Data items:
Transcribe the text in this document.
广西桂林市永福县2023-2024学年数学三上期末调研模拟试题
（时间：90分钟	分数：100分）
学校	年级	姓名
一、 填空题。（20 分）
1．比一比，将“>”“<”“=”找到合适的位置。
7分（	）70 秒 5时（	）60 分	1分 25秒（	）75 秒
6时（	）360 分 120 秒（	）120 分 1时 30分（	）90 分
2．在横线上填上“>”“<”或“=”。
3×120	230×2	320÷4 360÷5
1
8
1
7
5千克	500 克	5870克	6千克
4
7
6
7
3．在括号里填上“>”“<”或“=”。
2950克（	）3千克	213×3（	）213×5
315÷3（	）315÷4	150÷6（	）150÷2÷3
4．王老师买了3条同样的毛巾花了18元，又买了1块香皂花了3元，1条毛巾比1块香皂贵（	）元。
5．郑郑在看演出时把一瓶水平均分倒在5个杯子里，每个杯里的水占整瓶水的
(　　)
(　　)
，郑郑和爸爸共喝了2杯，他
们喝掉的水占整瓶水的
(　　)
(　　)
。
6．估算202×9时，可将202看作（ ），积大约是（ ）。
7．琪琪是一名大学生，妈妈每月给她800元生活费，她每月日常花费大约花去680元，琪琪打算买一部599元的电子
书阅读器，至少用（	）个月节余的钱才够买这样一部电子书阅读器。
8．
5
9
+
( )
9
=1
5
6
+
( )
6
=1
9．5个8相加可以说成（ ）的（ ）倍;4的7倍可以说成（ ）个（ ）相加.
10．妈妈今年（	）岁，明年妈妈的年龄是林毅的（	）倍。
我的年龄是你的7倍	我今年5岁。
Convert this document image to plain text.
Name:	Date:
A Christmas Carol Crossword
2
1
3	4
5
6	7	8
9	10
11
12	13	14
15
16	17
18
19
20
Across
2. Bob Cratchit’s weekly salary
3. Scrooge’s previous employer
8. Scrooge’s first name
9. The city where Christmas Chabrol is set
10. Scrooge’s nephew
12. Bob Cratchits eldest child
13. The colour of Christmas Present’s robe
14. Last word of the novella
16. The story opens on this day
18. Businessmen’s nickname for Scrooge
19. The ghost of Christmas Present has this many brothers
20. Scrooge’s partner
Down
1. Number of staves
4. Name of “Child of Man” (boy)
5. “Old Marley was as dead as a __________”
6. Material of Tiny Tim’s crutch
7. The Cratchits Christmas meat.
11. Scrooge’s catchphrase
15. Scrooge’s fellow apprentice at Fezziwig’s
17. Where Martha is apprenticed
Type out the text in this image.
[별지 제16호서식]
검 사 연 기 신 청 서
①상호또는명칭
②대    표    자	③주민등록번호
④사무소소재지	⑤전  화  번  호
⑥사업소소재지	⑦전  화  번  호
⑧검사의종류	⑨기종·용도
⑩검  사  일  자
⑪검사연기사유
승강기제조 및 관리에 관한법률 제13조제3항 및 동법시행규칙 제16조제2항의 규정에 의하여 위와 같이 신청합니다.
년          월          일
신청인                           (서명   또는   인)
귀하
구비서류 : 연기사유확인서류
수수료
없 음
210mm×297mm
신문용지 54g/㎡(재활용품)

_EXERCISE OBJECTIVE:_ Pick every line with "Present" in it and copy it.

_EXERCISE OUTPUT:_
13. The colour of Christmas Present’s robe
19. The ghost of Christmas Present has this many brothers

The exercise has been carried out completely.